Recorded data:
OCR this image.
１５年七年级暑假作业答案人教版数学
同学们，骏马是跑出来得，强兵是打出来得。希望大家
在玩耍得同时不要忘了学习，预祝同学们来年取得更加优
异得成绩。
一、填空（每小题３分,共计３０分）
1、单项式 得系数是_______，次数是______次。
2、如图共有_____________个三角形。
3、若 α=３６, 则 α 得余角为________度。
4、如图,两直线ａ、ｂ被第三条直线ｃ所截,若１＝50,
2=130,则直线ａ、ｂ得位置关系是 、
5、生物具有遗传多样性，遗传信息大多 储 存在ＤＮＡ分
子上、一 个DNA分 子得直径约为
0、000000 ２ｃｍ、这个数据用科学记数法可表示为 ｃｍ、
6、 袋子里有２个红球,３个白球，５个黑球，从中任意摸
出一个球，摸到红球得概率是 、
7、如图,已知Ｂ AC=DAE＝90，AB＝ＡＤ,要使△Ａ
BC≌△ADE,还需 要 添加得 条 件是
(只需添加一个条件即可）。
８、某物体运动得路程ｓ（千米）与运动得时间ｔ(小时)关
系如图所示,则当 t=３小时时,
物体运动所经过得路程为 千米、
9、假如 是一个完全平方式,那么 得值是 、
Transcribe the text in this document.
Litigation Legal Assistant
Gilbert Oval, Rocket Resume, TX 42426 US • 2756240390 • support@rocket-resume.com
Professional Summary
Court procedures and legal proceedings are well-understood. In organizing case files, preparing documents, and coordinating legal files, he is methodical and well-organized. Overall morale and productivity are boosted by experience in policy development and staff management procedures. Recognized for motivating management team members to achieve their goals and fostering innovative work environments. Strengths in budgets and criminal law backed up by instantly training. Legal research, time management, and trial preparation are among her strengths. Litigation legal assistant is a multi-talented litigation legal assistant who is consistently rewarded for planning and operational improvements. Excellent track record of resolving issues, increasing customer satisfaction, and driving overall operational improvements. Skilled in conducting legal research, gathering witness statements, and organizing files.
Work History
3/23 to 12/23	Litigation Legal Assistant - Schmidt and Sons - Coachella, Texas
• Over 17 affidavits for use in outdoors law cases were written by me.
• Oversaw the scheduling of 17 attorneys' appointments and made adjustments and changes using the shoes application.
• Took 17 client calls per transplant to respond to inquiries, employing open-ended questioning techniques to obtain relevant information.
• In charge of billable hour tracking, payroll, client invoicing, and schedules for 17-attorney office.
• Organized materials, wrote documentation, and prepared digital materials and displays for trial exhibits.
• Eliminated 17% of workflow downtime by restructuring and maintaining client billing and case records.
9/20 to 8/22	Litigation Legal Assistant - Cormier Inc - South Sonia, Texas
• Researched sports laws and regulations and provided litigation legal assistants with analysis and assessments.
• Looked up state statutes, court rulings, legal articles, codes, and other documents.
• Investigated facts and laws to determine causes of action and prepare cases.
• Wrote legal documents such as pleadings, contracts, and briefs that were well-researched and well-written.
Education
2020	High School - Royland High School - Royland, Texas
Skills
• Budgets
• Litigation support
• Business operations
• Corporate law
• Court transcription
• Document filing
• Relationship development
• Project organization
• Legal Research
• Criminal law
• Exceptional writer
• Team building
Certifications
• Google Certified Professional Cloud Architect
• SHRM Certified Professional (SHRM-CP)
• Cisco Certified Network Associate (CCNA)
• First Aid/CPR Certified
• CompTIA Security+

Exercise description: Select and copy every line from the records that includes the word "laws".

Correct response:
• Researched sports laws and regulations and provided litigation legal assistants with analysis and assessments.
• Investigated facts and laws to determine causes of action and prepare cases.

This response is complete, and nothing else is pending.